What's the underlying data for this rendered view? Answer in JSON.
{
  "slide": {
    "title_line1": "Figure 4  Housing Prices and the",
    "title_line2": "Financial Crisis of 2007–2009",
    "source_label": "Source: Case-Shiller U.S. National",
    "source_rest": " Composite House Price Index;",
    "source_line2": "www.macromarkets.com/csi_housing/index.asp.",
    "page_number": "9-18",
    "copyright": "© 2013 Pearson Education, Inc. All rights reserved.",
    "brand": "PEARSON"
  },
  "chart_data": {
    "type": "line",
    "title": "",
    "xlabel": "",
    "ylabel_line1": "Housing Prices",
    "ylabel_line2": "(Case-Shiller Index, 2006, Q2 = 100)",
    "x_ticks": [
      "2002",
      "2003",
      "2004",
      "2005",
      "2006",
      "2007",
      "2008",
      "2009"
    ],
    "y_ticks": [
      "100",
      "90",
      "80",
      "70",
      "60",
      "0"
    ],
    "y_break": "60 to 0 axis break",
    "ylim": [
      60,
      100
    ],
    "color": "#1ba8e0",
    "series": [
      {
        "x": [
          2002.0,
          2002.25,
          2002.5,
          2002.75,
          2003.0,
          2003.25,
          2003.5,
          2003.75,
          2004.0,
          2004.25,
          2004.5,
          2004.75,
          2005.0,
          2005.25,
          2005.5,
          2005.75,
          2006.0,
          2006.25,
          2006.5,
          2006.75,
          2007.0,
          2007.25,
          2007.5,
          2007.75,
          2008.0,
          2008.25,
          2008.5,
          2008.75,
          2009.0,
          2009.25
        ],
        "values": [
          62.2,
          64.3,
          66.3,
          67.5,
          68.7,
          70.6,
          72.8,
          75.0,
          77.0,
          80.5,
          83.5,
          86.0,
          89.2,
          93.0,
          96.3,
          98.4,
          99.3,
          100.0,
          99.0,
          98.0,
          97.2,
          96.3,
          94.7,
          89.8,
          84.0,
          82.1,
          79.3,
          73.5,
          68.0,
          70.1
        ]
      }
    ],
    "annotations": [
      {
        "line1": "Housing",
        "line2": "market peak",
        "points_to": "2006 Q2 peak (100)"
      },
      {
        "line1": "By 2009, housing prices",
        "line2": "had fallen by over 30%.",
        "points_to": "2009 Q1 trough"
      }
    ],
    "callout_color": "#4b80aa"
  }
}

_GIVEN REQUEST_. Pull out all lines of the data with the string "peak".

_TASK RESULT_.
        "line2": "market peak",
        "points_to": "2006 Q2 peak (100)"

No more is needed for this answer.